***** SUPPLIED DATA

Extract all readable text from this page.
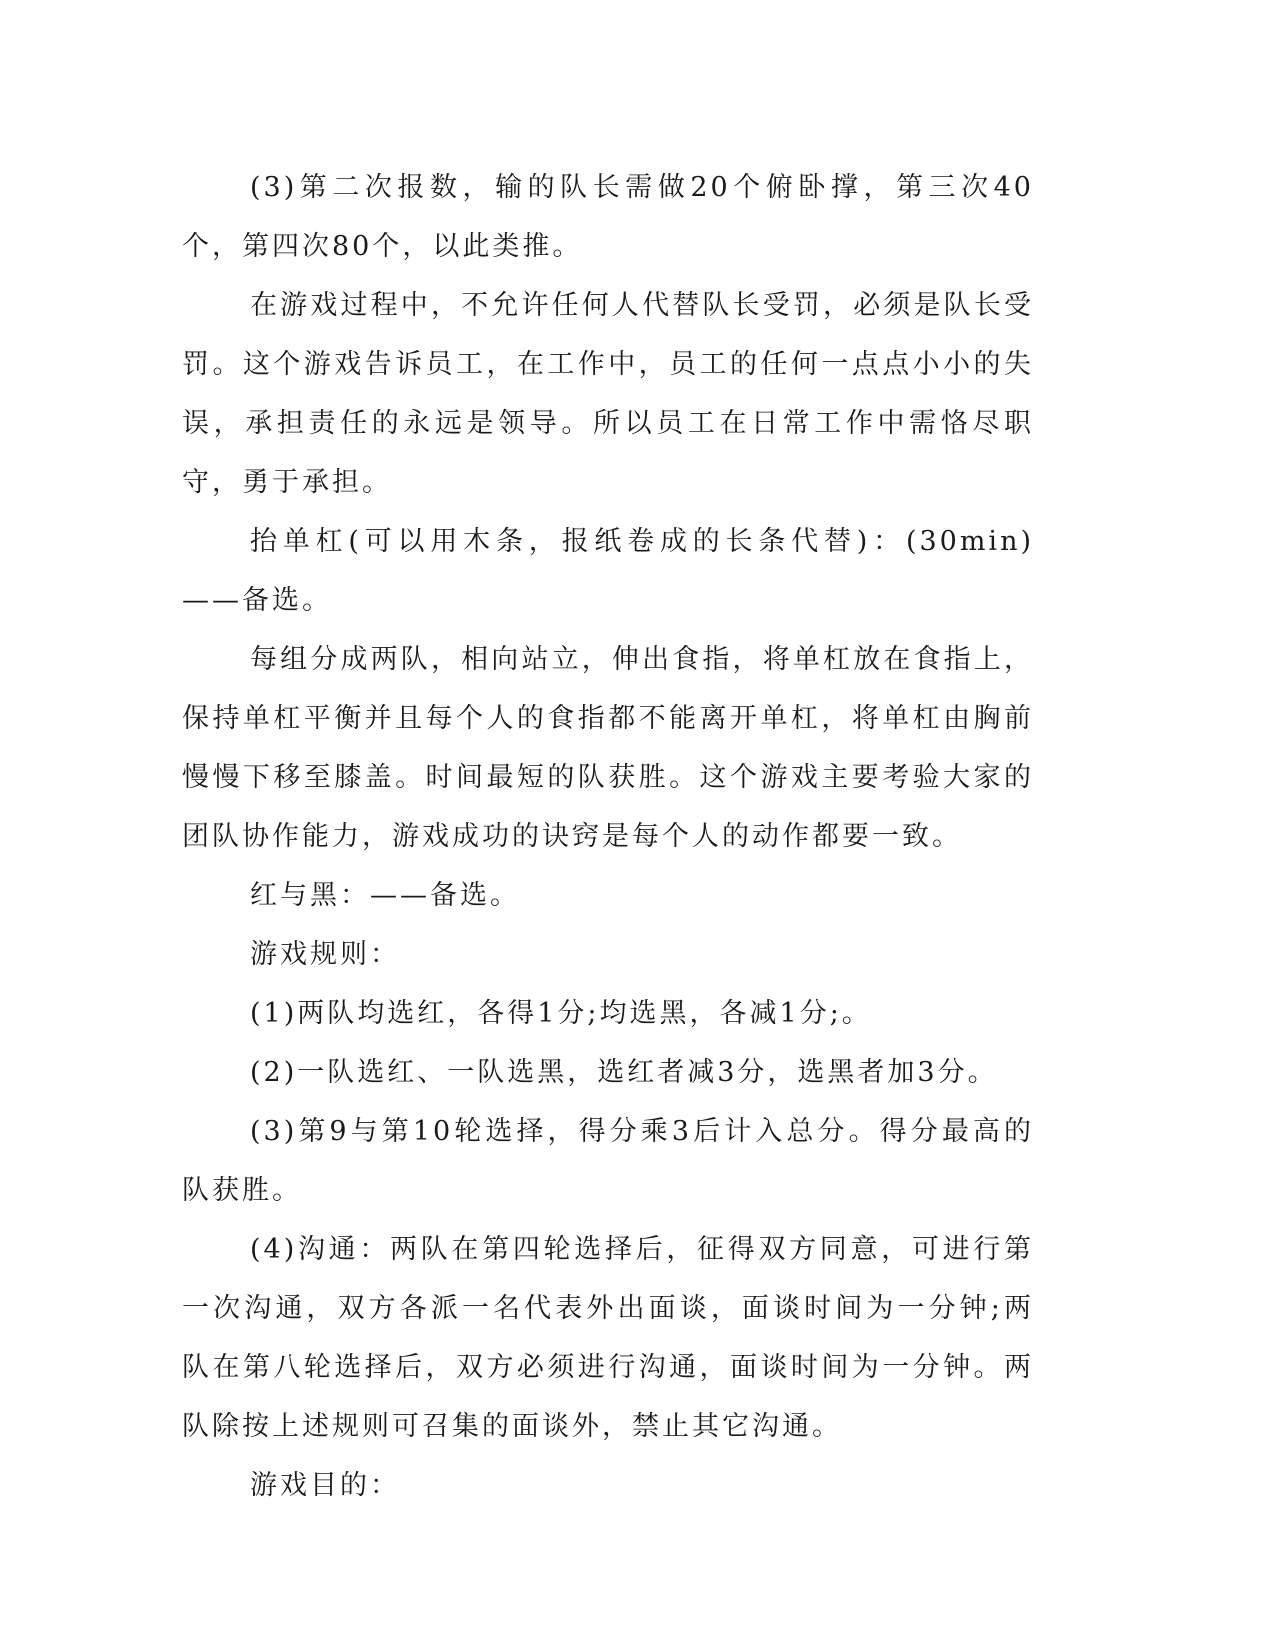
(3)第二次报数，输的队长需做20个俯卧撑，第三次40个，第四次80个，以此类推。

在游戏过程中，不允许任何人代替队长受罚，必须是队长受罚。这个游戏告诉员工，在工作中，员工的任何一点点小小的失误，承担责任的永远是领导。所以员工在日常工作中需恪尽职守，勇于承担。

抬单杠(可以用木条，报纸卷成的长条代替)：(30min)——备选。

每组分成两队，相向站立，伸出食指，将单杠放在食指上，保持单杠平衡并且每个人的食指都不能离开单杠，将单杠由胸前慢慢下移至膝盖。时间最短的队获胜。这个游戏主要考验大家的团队协作能力，游戏成功的诀窍是每个人的动作都要一致。

红与黑：——备选。

游戏规则：

(1)两队均选红，各得1分;均选黑，各减1分;。

(2)一队选红、一队选黑，选红者减3分，选黑者加3分。

(3)第9与第10轮选择，得分乘3后计入总分。得分最高的队获胜。

(4)沟通：两队在第四轮选择后，征得双方同意，可进行第一次沟通，双方各派一名代表外出面谈，面谈时间为一分钟;两队在第八轮选择后，双方必须进行沟通，面谈时间为一分钟。两队除按上述规则可召集的面谈外，禁止其它沟通。

游戏目的：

**********

Make a word-for-word copy of the entries, without any pictures.

RESULT:
Extract all readable text from this page.
(3)第二次报数，输的队长需做20个俯卧撑，第三次40个，第四次80个，以此类推。

在游戏过程中，不允许任何人代替队长受罚，必须是队长受罚。这个游戏告诉员工，在工作中，员工的任何一点点小小的失误，承担责任的永远是领导。所以员工在日常工作中需恪尽职守，勇于承担。

抬单杠(可以用木条，报纸卷成的长条代替)：(30min)——备选。

每组分成两队，相向站立，伸出食指，将单杠放在食指上，保持单杠平衡并且每个人的食指都不能离开单杠，将单杠由胸前慢慢下移至膝盖。时间最短的队获胜。这个游戏主要考验大家的团队协作能力，游戏成功的诀窍是每个人的动作都要一致。

红与黑：——备选。

游戏规则：

(1)两队均选红，各得1分;均选黑，各减1分;。

(2)一队选红、一队选黑，选红者减3分，选黑者加3分。

(3)第9与第10轮选择，得分乘3后计入总分。得分最高的队获胜。

(4)沟通：两队在第四轮选择后，征得双方同意，可进行第一次沟通，双方各派一名代表外出面谈，面谈时间为一分钟;两队在第八轮选择后，双方必须进行沟通，面谈时间为一分钟。两队除按上述规则可召集的面谈外，禁止其它沟通。

游戏目的：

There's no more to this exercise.